• Instructions to follow
Track down the lines that contain "Autocorrelation" and copy them.

++++ Data to process ++++

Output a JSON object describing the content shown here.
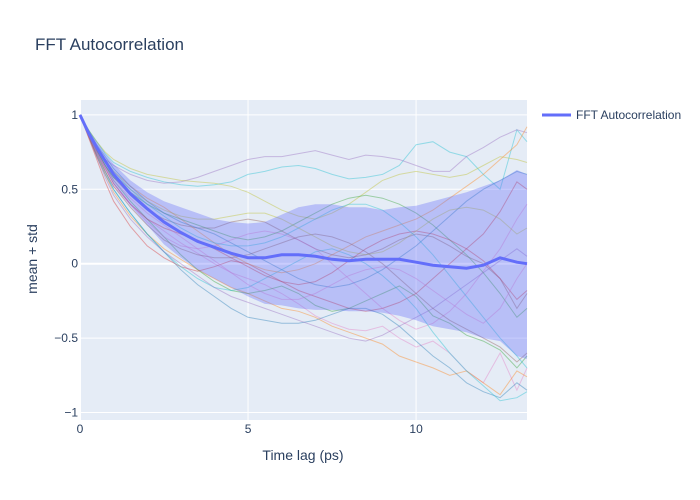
{
  "chart_data": {
    "type": "line",
    "title": "FFT Autocorrelation",
    "xlabel": "Time lag (ps)",
    "ylabel": "mean + std",
    "xlim": [
      0,
      13.3
    ],
    "ylim": [
      -1.05,
      1.1
    ],
    "x_ticks": [
      0,
      5,
      10
    ],
    "y_ticks": [
      -1,
      -0.5,
      0,
      0.5,
      1
    ],
    "x_tick_labels": [
      "0",
      "5",
      "10"
    ],
    "y_tick_labels": [
      "−1",
      "−0.5",
      "0",
      "0.5",
      "1"
    ],
    "grid": true,
    "legend_position": "top-right",
    "series": [
      {
        "name": "FFT Autocorrelation",
        "color": "#636efa",
        "x": [
          0,
          0.25,
          0.5,
          0.75,
          1,
          1.5,
          2,
          2.5,
          3,
          3.5,
          4,
          4.5,
          5,
          5.5,
          6,
          6.5,
          7,
          7.5,
          8,
          8.5,
          9,
          9.5,
          10,
          10.5,
          11,
          11.5,
          12,
          12.5,
          13,
          13.3
        ],
        "mean": [
          1,
          0.88,
          0.78,
          0.69,
          0.6,
          0.47,
          0.37,
          0.28,
          0.21,
          0.15,
          0.11,
          0.07,
          0.04,
          0.04,
          0.06,
          0.06,
          0.05,
          0.03,
          0.02,
          0.03,
          0.03,
          0.03,
          0.01,
          -0.01,
          -0.02,
          -0.03,
          -0.01,
          0.04,
          0.01,
          0.0
        ],
        "upper": [
          1,
          0.9,
          0.82,
          0.74,
          0.67,
          0.56,
          0.48,
          0.42,
          0.38,
          0.34,
          0.3,
          0.28,
          0.27,
          0.28,
          0.33,
          0.38,
          0.4,
          0.4,
          0.38,
          0.38,
          0.36,
          0.38,
          0.39,
          0.42,
          0.45,
          0.48,
          0.52,
          0.56,
          0.63,
          0.6
        ],
        "lower": [
          1,
          0.86,
          0.74,
          0.64,
          0.53,
          0.39,
          0.26,
          0.13,
          0.04,
          -0.04,
          -0.1,
          -0.16,
          -0.22,
          -0.27,
          -0.28,
          -0.3,
          -0.31,
          -0.31,
          -0.32,
          -0.32,
          -0.33,
          -0.35,
          -0.38,
          -0.42,
          -0.44,
          -0.46,
          -0.5,
          -0.52,
          -0.62,
          -0.64
        ]
      }
    ],
    "trajectories": [
      {
        "color": "#e377c2",
        "values": [
          1,
          0.87,
          0.74,
          0.62,
          0.52,
          0.4,
          0.3,
          0.22,
          0.14,
          0.07,
          0.0,
          -0.06,
          -0.1,
          -0.14,
          -0.2,
          -0.27,
          -0.35,
          -0.4,
          -0.44,
          -0.45,
          -0.42,
          -0.5,
          -0.56,
          -0.52,
          -0.6,
          -0.72,
          -0.8,
          -0.6,
          -0.85,
          -0.7
        ]
      },
      {
        "color": "#17becf",
        "values": [
          1,
          0.9,
          0.82,
          0.74,
          0.68,
          0.62,
          0.58,
          0.55,
          0.53,
          0.52,
          0.53,
          0.55,
          0.6,
          0.62,
          0.65,
          0.66,
          0.64,
          0.6,
          0.57,
          0.58,
          0.6,
          0.66,
          0.8,
          0.82,
          0.75,
          0.72,
          0.6,
          0.5,
          0.9,
          0.82
        ]
      },
      {
        "color": "#ff7f0e",
        "values": [
          1,
          0.86,
          0.72,
          0.6,
          0.48,
          0.32,
          0.2,
          0.1,
          0.03,
          -0.04,
          -0.1,
          -0.16,
          -0.2,
          -0.25,
          -0.3,
          -0.32,
          -0.36,
          -0.42,
          -0.46,
          -0.5,
          -0.54,
          -0.62,
          -0.66,
          -0.7,
          -0.75,
          -0.72,
          -0.8,
          -0.88,
          -0.72,
          -0.76
        ]
      },
      {
        "color": "#9467bd",
        "values": [
          1,
          0.88,
          0.78,
          0.7,
          0.66,
          0.6,
          0.56,
          0.54,
          0.55,
          0.58,
          0.62,
          0.66,
          0.7,
          0.72,
          0.72,
          0.74,
          0.76,
          0.73,
          0.7,
          0.73,
          0.72,
          0.7,
          0.66,
          0.62,
          0.62,
          0.72,
          0.78,
          0.85,
          0.9,
          0.88
        ]
      },
      {
        "color": "#2ca02c",
        "values": [
          1,
          0.87,
          0.76,
          0.66,
          0.56,
          0.42,
          0.3,
          0.18,
          0.06,
          -0.04,
          -0.12,
          -0.18,
          -0.2,
          -0.18,
          -0.15,
          -0.2,
          -0.28,
          -0.32,
          -0.3,
          -0.25,
          -0.2,
          -0.15,
          -0.22,
          -0.35,
          -0.4,
          -0.48,
          -0.52,
          -0.58,
          -0.7,
          -0.62
        ]
      },
      {
        "color": "#d62728",
        "values": [
          1,
          0.85,
          0.7,
          0.55,
          0.42,
          0.25,
          0.12,
          0.04,
          -0.02,
          -0.05,
          -0.02,
          0.02,
          0.0,
          -0.06,
          -0.12,
          -0.18,
          -0.22,
          -0.26,
          -0.3,
          -0.32,
          -0.3,
          -0.26,
          -0.2,
          -0.1,
          0.0,
          0.1,
          0.2,
          0.35,
          0.55,
          0.5
        ]
      },
      {
        "color": "#8c564b",
        "values": [
          1,
          0.88,
          0.76,
          0.66,
          0.58,
          0.46,
          0.36,
          0.3,
          0.26,
          0.24,
          0.24,
          0.28,
          0.3,
          0.28,
          0.22,
          0.16,
          0.1,
          0.06,
          0.04,
          0.06,
          0.1,
          0.16,
          0.2,
          0.18,
          0.12,
          0.05,
          0.0,
          -0.1,
          -0.3,
          -0.2
        ]
      },
      {
        "color": "#1f77b4",
        "values": [
          1,
          0.86,
          0.72,
          0.6,
          0.5,
          0.34,
          0.2,
          0.08,
          -0.04,
          -0.14,
          -0.22,
          -0.3,
          -0.36,
          -0.38,
          -0.4,
          -0.4,
          -0.38,
          -0.34,
          -0.3,
          -0.3,
          -0.34,
          -0.42,
          -0.52,
          -0.62,
          -0.7,
          -0.8,
          -0.86,
          -0.9,
          -0.8,
          -0.85
        ]
      },
      {
        "color": "#bcbd22",
        "values": [
          1,
          0.9,
          0.82,
          0.75,
          0.7,
          0.64,
          0.6,
          0.58,
          0.56,
          0.55,
          0.54,
          0.52,
          0.48,
          0.42,
          0.36,
          0.32,
          0.3,
          0.34,
          0.4,
          0.48,
          0.56,
          0.6,
          0.62,
          0.6,
          0.58,
          0.6,
          0.66,
          0.72,
          0.7,
          0.68
        ]
      },
      {
        "color": "#e377c2",
        "values": [
          1,
          0.86,
          0.74,
          0.64,
          0.54,
          0.4,
          0.28,
          0.18,
          0.12,
          0.1,
          0.12,
          0.16,
          0.2,
          0.22,
          0.2,
          0.16,
          0.1,
          0.0,
          -0.1,
          -0.2,
          -0.3,
          -0.38,
          -0.44,
          -0.4,
          -0.32,
          -0.2,
          -0.05,
          0.1,
          0.3,
          0.4
        ]
      },
      {
        "color": "#17becf",
        "values": [
          1,
          0.87,
          0.74,
          0.62,
          0.5,
          0.34,
          0.2,
          0.08,
          -0.02,
          -0.1,
          -0.16,
          -0.18,
          -0.16,
          -0.1,
          -0.04,
          0.02,
          0.08,
          0.1,
          0.06,
          0.0,
          -0.08,
          -0.18,
          -0.3,
          -0.46,
          -0.6,
          -0.72,
          -0.82,
          -0.92,
          -0.9,
          -0.86
        ]
      },
      {
        "color": "#ff7f0e",
        "values": [
          1,
          0.88,
          0.78,
          0.7,
          0.62,
          0.52,
          0.44,
          0.38,
          0.3,
          0.22,
          0.14,
          0.06,
          0.0,
          -0.04,
          -0.06,
          -0.04,
          0.0,
          0.06,
          0.12,
          0.18,
          0.22,
          0.26,
          0.3,
          0.36,
          0.44,
          0.52,
          0.6,
          0.7,
          0.8,
          0.92
        ]
      },
      {
        "color": "#9467bd",
        "values": [
          1,
          0.86,
          0.72,
          0.58,
          0.46,
          0.3,
          0.18,
          0.08,
          0.0,
          -0.08,
          -0.16,
          -0.22,
          -0.26,
          -0.3,
          -0.34,
          -0.38,
          -0.42,
          -0.46,
          -0.5,
          -0.52,
          -0.48,
          -0.42,
          -0.36,
          -0.3,
          -0.22,
          -0.14,
          -0.06,
          0.02,
          0.1,
          0.05
        ]
      },
      {
        "color": "#2ca02c",
        "values": [
          1,
          0.88,
          0.76,
          0.66,
          0.58,
          0.48,
          0.4,
          0.34,
          0.3,
          0.26,
          0.22,
          0.18,
          0.16,
          0.18,
          0.22,
          0.28,
          0.34,
          0.4,
          0.44,
          0.46,
          0.44,
          0.4,
          0.34,
          0.26,
          0.16,
          0.06,
          -0.06,
          -0.2,
          -0.36,
          -0.3
        ]
      },
      {
        "color": "#d62728",
        "values": [
          1,
          0.87,
          0.75,
          0.64,
          0.54,
          0.4,
          0.3,
          0.24,
          0.2,
          0.16,
          0.1,
          0.04,
          -0.02,
          -0.08,
          -0.12,
          -0.14,
          -0.12,
          -0.06,
          0.02,
          0.1,
          0.16,
          0.2,
          0.22,
          0.2,
          0.16,
          0.1,
          0.02,
          -0.1,
          -0.24,
          -0.18
        ]
      },
      {
        "color": "#1f77b4",
        "values": [
          1,
          0.9,
          0.8,
          0.72,
          0.64,
          0.52,
          0.42,
          0.34,
          0.28,
          0.24,
          0.2,
          0.14,
          0.08,
          0.02,
          -0.04,
          -0.1,
          -0.14,
          -0.16,
          -0.14,
          -0.1,
          -0.04,
          0.04,
          0.12,
          0.22,
          0.32,
          0.42,
          0.5,
          0.56,
          0.62,
          0.6
        ]
      },
      {
        "color": "#8c564b",
        "values": [
          1,
          0.86,
          0.73,
          0.62,
          0.52,
          0.38,
          0.26,
          0.16,
          0.1,
          0.06,
          0.04,
          0.04,
          0.06,
          0.1,
          0.14,
          0.18,
          0.2,
          0.18,
          0.14,
          0.08,
          0.0,
          -0.1,
          -0.2,
          -0.3,
          -0.38,
          -0.44,
          -0.5,
          -0.56,
          -0.66,
          -0.6
        ]
      },
      {
        "color": "#bcbd22",
        "values": [
          1,
          0.88,
          0.77,
          0.68,
          0.6,
          0.5,
          0.42,
          0.36,
          0.32,
          0.3,
          0.3,
          0.32,
          0.34,
          0.34,
          0.3,
          0.24,
          0.18,
          0.12,
          0.08,
          0.06,
          0.08,
          0.14,
          0.22,
          0.3,
          0.36,
          0.38,
          0.36,
          0.3,
          0.2,
          0.24
        ]
      },
      {
        "color": "#e377c2",
        "values": [
          1,
          0.87,
          0.75,
          0.65,
          0.56,
          0.44,
          0.34,
          0.26,
          0.18,
          0.1,
          0.02,
          -0.06,
          -0.14,
          -0.2,
          -0.24,
          -0.24,
          -0.2,
          -0.14,
          -0.08,
          -0.04,
          -0.02,
          -0.04,
          -0.1,
          -0.18,
          -0.26,
          -0.34,
          -0.4,
          -0.3,
          -0.1,
          0.0
        ]
      },
      {
        "color": "#17becf",
        "values": [
          1,
          0.89,
          0.79,
          0.7,
          0.62,
          0.5,
          0.4,
          0.32,
          0.24,
          0.18,
          0.14,
          0.12,
          0.12,
          0.14,
          0.18,
          0.24,
          0.3,
          0.36,
          0.4,
          0.4,
          0.36,
          0.28,
          0.18,
          0.06,
          -0.08,
          -0.22,
          -0.36,
          -0.5,
          -0.62,
          -0.7
        ]
      }
    ]
  }
}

++++

• Full solution
    "title": "FFT Autocorrelation",
        "name": "FFT Autocorrelation",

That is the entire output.